Start

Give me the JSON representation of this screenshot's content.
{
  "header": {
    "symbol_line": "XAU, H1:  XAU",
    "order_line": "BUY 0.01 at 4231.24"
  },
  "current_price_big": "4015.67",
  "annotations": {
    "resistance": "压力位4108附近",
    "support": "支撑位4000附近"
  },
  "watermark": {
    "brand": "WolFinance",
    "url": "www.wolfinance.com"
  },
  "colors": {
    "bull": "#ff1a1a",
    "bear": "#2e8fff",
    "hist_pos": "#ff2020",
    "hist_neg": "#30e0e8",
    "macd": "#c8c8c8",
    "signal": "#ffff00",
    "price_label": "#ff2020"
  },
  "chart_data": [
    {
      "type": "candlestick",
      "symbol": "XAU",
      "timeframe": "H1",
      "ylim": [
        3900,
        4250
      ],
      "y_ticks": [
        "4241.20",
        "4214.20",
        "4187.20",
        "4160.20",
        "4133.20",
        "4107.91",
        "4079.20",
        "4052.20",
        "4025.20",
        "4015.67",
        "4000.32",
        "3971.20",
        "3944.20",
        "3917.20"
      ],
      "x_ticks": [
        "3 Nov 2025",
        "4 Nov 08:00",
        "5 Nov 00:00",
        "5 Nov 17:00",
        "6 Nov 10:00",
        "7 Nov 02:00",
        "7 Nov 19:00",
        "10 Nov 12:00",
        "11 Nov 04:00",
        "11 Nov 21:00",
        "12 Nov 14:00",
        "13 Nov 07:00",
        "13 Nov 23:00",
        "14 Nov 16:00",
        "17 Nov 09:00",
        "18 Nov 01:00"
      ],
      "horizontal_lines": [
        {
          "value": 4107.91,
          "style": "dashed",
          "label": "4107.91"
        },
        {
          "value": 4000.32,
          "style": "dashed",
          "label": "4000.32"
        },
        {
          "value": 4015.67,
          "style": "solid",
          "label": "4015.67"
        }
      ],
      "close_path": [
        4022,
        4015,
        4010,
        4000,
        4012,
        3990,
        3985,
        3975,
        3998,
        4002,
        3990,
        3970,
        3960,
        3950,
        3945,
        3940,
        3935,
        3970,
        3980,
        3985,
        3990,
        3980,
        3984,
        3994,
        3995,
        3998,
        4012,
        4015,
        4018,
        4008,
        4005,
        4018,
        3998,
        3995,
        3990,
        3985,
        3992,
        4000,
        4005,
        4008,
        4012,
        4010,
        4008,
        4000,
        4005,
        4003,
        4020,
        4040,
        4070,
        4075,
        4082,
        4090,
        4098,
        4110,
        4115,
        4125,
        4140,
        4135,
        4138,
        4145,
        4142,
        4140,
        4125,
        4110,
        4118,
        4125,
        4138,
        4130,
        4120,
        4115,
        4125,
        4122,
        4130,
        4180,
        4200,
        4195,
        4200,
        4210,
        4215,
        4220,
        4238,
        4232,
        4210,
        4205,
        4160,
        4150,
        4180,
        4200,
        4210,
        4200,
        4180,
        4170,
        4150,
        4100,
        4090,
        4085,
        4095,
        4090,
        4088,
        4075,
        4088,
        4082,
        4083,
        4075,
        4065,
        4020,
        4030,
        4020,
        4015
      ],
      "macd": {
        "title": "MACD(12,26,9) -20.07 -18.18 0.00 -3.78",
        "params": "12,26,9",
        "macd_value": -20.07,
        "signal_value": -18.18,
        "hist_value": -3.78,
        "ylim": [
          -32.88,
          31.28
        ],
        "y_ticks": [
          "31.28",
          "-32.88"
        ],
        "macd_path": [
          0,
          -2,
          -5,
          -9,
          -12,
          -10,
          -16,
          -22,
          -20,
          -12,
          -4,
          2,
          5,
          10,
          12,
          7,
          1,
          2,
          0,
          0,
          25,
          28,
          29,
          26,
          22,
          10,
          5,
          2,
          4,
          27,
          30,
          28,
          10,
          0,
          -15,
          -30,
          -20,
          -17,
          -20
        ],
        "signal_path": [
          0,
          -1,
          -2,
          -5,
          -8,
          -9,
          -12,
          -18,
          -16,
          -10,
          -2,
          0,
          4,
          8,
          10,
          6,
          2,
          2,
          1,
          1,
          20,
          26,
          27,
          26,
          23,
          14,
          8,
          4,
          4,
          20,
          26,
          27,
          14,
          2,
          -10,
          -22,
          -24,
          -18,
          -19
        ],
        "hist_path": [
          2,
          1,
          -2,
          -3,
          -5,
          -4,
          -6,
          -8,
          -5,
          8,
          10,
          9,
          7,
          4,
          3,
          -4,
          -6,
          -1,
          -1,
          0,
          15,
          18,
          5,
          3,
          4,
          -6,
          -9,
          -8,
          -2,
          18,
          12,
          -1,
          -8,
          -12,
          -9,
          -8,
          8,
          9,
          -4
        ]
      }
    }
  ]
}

End

The records above must be output exactly, in full.

### Finished exercise
Give me the JSON representation of this screenshot's content.
{
  "header": {
    "symbol_line": "XAU, H1:  XAU",
    "order_line": "BUY 0.01 at 4231.24"
  },
  "current_price_big": "4015.67",
  "annotations": {
    "resistance": "压力位4108附近",
    "support": "支撑位4000附近"
  },
  "watermark": {
    "brand": "WolFinance",
    "url": "www.wolfinance.com"
  },
  "colors": {
    "bull": "#ff1a1a",
    "bear": "#2e8fff",
    "hist_pos": "#ff2020",
    "hist_neg": "#30e0e8",
    "macd": "#c8c8c8",
    "signal": "#ffff00",
    "price_label": "#ff2020"
  },
  "chart_data": [
    {
      "type": "candlestick",
      "symbol": "XAU",
      "timeframe": "H1",
      "ylim": [
        3900,
        4250
      ],
      "y_ticks": [
        "4241.20",
        "4214.20",
        "4187.20",
        "4160.20",
        "4133.20",
        "4107.91",
        "4079.20",
        "4052.20",
        "4025.20",
        "4015.67",
        "4000.32",
        "3971.20",
        "3944.20",
        "3917.20"
      ],
      "x_ticks": [
        "3 Nov 2025",
        "4 Nov 08:00",
        "5 Nov 00:00",
        "5 Nov 17:00",
        "6 Nov 10:00",
        "7 Nov 02:00",
        "7 Nov 19:00",
        "10 Nov 12:00",
        "11 Nov 04:00",
        "11 Nov 21:00",
        "12 Nov 14:00",
        "13 Nov 07:00",
        "13 Nov 23:00",
        "14 Nov 16:00",
        "17 Nov 09:00",
        "18 Nov 01:00"
      ],
      "horizontal_lines": [
        {
          "value": 4107.91,
          "style": "dashed",
          "label": "4107.91"
        },
        {
          "value": 4000.32,
          "style": "dashed",
          "label": "4000.32"
        },
        {
          "value": 4015.67,
          "style": "solid",
          "label": "4015.67"
        }
      ],
      "close_path": [
        4022,
        4015,
        4010,
        4000,
        4012,
        3990,
        3985,
        3975,
        3998,
        4002,
        3990,
        3970,
        3960,
        3950,
        3945,
        3940,
        3935,
        3970,
        3980,
        3985,
        3990,
        3980,
        3984,
        3994,
        3995,
        3998,
        4012,
        4015,
        4018,
        4008,
        4005,
        4018,
        3998,
        3995,
        3990,
        3985,
        3992,
        4000,
        4005,
        4008,
        4012,
        4010,
        4008,
        4000,
        4005,
        4003,
        4020,
        4040,
        4070,
        4075,
        4082,
        4090,
        4098,
        4110,
        4115,
        4125,
        4140,
        4135,
        4138,
        4145,
        4142,
        4140,
        4125,
        4110,
        4118,
        4125,
        4138,
        4130,
        4120,
        4115,
        4125,
        4122,
        4130,
        4180,
        4200,
        4195,
        4200,
        4210,
        4215,
        4220,
        4238,
        4232,
        4210,
        4205,
        4160,
        4150,
        4180,
        4200,
        4210,
        4200,
        4180,
        4170,
        4150,
        4100,
        4090,
        4085,
        4095,
        4090,
        4088,
        4075,
        4088,
        4082,
        4083,
        4075,
        4065,
        4020,
        4030,
        4020,
        4015
      ],
      "macd": {
        "title": "MACD(12,26,9) -20.07 -18.18 0.00 -3.78",
        "params": "12,26,9",
        "macd_value": -20.07,
        "signal_value": -18.18,
        "hist_value": -3.78,
        "ylim": [
          -32.88,
          31.28
        ],
        "y_ticks": [
          "31.28",
          "-32.88"
        ],
        "macd_path": [
          0,
          -2,
          -5,
          -9,
          -12,
          -10,
          -16,
          -22,
          -20,
          -12,
          -4,
          2,
          5,
          10,
          12,
          7,
          1,
          2,
          0,
          0,
          25,
          28,
          29,
          26,
          22,
          10,
          5,
          2,
          4,
          27,
          30,
          28,
          10,
          0,
          -15,
          -30,
          -20,
          -17,
          -20
        ],
        "signal_path": [
          0,
          -1,
          -2,
          -5,
          -8,
          -9,
          -12,
          -18,
          -16,
          -10,
          -2,
          0,
          4,
          8,
          10,
          6,
          2,
          2,
          1,
          1,
          20,
          26,
          27,
          26,
          23,
          14,
          8,
          4,
          4,
          20,
          26,
          27,
          14,
          2,
          -10,
          -22,
          -24,
          -18,
          -19
        ],
        "hist_path": [
          2,
          1,
          -2,
          -3,
          -5,
          -4,
          -6,
          -8,
          -5,
          8,
          10,
          9,
          7,
          4,
          3,
          -4,
          -6,
          -1,
          -1,
          0,
          15,
          18,
          5,
          3,
          4,
          -6,
          -9,
          -8,
          -2,
          18,
          12,
          -1,
          -8,
          -12,
          -9,
          -8,
          8,
          9,
          -4
        ]
      }
    }
  ]
}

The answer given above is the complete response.